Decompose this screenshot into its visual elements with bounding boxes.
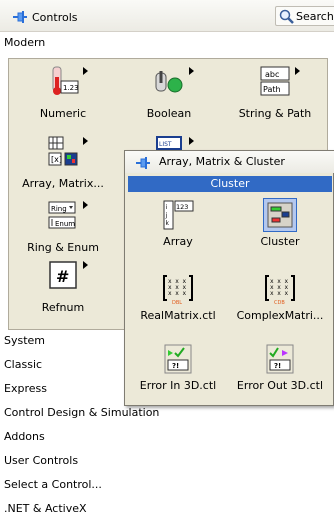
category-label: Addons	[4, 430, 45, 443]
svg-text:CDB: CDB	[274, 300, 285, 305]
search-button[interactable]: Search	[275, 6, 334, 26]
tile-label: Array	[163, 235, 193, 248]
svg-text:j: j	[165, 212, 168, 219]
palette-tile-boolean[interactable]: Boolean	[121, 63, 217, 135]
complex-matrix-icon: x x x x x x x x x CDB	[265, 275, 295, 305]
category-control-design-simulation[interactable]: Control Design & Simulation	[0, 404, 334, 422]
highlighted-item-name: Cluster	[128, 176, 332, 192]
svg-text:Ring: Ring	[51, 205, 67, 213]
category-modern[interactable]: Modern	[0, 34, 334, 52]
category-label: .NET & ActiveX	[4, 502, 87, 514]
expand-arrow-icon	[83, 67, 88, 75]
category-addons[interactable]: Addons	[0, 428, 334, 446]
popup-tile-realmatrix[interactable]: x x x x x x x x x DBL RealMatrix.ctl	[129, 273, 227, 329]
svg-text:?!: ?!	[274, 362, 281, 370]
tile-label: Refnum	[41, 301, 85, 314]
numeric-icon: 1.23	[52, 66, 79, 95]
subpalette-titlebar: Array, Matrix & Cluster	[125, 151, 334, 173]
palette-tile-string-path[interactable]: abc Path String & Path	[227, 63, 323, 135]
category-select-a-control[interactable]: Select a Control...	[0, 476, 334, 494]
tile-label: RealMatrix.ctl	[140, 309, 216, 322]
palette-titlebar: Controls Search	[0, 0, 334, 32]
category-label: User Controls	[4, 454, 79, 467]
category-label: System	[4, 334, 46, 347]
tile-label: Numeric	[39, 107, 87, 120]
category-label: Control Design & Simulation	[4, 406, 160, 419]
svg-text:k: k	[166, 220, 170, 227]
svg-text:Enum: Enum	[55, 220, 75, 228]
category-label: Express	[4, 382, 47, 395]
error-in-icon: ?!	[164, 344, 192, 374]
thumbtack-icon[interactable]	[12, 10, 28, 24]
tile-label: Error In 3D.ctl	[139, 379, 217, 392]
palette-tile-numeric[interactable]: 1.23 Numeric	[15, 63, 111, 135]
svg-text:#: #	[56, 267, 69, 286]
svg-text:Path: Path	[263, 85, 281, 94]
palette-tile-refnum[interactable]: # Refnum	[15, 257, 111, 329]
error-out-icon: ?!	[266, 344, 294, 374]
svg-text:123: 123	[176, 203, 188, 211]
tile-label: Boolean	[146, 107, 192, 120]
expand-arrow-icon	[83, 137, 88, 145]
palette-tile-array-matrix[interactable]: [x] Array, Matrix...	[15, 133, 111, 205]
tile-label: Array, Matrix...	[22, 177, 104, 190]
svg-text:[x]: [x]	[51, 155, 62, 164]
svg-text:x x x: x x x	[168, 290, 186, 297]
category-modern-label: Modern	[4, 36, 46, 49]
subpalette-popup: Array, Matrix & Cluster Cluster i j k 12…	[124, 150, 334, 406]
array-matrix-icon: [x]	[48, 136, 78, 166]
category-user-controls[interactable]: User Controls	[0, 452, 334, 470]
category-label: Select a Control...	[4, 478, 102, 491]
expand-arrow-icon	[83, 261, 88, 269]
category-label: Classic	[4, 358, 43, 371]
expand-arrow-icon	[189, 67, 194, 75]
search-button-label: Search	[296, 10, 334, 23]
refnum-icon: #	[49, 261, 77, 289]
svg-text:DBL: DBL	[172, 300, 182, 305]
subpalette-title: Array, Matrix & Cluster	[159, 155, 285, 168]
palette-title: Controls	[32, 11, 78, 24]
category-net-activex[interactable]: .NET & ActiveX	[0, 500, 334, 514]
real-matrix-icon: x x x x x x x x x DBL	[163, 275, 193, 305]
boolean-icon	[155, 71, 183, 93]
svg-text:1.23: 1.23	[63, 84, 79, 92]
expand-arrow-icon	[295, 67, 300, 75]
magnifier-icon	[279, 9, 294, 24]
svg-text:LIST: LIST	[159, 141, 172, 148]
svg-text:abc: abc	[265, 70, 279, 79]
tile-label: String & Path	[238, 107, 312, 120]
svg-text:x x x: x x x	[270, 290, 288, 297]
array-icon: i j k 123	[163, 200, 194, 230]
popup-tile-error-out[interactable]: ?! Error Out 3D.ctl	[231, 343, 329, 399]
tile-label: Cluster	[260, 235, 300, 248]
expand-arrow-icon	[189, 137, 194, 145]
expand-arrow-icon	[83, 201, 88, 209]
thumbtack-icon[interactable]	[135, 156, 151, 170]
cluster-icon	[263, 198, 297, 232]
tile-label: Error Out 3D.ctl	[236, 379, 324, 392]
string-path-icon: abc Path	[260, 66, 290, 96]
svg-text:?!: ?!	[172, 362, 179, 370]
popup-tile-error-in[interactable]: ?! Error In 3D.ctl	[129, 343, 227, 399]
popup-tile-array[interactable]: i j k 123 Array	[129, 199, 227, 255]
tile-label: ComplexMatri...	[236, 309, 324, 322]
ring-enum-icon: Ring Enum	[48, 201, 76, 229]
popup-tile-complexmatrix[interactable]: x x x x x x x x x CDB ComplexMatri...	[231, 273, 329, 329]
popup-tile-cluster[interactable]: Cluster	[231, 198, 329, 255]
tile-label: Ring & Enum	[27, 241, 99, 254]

---

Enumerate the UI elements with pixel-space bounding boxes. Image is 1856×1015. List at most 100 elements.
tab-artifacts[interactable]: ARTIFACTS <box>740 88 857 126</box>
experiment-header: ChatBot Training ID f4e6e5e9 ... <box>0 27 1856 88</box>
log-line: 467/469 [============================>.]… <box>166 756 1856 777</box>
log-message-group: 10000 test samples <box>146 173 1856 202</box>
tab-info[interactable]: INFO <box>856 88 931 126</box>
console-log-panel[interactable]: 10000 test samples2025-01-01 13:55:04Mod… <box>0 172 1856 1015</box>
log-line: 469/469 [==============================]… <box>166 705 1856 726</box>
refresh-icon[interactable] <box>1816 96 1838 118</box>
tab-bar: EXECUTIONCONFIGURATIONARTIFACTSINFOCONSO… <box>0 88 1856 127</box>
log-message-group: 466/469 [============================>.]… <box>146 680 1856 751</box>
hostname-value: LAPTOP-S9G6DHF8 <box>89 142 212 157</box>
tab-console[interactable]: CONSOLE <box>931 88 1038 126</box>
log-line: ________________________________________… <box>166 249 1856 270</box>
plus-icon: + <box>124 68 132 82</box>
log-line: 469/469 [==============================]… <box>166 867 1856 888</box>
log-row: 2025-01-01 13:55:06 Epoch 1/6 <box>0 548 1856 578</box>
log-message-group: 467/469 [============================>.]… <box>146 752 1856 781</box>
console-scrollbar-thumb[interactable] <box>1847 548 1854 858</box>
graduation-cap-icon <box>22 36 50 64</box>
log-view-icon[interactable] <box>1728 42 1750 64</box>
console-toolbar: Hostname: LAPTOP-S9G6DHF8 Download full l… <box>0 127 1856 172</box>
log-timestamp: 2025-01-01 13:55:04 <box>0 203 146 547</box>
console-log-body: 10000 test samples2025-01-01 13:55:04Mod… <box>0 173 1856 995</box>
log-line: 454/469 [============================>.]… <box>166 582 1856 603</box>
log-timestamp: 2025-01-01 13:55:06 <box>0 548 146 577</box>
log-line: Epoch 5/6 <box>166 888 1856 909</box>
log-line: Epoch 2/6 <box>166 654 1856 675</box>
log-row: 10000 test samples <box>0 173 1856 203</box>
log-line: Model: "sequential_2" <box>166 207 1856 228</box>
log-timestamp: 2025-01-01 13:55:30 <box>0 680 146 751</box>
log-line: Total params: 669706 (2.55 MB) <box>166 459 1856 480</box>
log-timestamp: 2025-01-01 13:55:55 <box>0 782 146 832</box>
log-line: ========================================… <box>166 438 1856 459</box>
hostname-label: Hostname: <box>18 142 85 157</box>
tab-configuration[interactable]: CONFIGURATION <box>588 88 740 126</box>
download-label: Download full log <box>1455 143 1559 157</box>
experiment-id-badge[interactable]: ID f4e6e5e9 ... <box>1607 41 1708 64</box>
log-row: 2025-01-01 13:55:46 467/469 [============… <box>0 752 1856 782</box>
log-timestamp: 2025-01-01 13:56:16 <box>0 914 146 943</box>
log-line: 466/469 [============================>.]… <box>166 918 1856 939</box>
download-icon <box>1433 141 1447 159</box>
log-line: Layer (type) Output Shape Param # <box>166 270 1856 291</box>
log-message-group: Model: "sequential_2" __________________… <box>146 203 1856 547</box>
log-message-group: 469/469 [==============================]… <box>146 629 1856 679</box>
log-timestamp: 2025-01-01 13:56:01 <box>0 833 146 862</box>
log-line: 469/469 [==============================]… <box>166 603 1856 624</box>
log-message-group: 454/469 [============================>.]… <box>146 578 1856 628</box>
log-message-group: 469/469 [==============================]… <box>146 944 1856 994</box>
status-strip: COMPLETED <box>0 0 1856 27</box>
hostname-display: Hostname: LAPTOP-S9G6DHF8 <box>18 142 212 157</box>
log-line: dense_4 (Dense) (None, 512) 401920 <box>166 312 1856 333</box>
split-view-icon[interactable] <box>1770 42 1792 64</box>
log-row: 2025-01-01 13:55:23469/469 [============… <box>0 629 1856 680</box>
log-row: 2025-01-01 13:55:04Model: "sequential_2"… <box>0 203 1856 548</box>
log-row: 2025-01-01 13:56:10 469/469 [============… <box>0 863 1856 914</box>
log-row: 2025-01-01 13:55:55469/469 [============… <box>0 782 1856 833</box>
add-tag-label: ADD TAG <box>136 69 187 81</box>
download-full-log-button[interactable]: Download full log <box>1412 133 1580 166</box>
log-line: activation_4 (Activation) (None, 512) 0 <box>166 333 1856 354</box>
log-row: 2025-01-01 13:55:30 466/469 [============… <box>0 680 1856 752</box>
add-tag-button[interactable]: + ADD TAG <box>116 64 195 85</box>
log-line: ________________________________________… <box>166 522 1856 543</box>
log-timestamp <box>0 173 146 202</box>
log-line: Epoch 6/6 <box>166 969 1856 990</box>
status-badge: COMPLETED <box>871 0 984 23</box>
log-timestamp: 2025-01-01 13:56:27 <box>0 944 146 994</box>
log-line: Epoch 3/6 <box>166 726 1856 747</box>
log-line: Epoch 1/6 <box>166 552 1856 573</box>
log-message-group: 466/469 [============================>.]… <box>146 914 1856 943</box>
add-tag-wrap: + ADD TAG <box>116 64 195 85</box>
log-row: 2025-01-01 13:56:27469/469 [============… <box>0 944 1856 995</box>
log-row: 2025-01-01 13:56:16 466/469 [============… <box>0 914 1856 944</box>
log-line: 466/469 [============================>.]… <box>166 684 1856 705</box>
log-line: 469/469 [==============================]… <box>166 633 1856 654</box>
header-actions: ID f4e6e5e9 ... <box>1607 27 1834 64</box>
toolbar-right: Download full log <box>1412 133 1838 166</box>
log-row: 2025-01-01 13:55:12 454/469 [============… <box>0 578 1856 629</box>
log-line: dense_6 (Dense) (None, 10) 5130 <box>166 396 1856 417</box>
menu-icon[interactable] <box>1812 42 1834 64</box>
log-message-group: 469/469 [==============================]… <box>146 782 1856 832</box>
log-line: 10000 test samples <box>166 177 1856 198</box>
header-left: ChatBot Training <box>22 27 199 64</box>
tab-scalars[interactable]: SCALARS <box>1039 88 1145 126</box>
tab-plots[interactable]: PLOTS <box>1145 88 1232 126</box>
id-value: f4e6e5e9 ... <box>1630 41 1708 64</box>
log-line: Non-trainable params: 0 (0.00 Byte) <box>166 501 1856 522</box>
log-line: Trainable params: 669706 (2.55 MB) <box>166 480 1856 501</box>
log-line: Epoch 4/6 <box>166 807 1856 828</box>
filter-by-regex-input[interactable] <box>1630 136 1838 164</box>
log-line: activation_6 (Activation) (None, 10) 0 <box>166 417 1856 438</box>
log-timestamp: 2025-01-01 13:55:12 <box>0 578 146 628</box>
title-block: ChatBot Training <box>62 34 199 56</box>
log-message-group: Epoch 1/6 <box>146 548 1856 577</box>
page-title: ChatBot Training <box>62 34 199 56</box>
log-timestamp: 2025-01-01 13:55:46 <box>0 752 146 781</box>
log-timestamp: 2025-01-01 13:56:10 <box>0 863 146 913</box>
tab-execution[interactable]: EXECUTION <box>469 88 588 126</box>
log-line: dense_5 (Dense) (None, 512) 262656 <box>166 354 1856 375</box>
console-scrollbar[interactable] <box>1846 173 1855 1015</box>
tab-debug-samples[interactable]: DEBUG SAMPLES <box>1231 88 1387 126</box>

■ **Task directions**
Copy the records from the line containing "Enumerate the UI" up to and including the line containing "refresh-icon[interactable] <box>1816 96", reproducing each line without any changes.

■ **Complete output**
Enumerate the UI elements with pixel-space bounding boxes. Image is 1856×1015. List at most 100 elements.
tab-artifacts[interactable]: ARTIFACTS <box>740 88 857 126</box>
experiment-header: ChatBot Training ID f4e6e5e9 ... <box>0 27 1856 88</box>
log-line: 467/469 [============================>.]… <box>166 756 1856 777</box>
log-message-group: 10000 test samples <box>146 173 1856 202</box>
tab-info[interactable]: INFO <box>856 88 931 126</box>
console-log-panel[interactable]: 10000 test samples2025-01-01 13:55:04Mod… <box>0 172 1856 1015</box>
log-line: 469/469 [==============================]… <box>166 705 1856 726</box>
refresh-icon[interactable] <box>1816 96 1838 118</box>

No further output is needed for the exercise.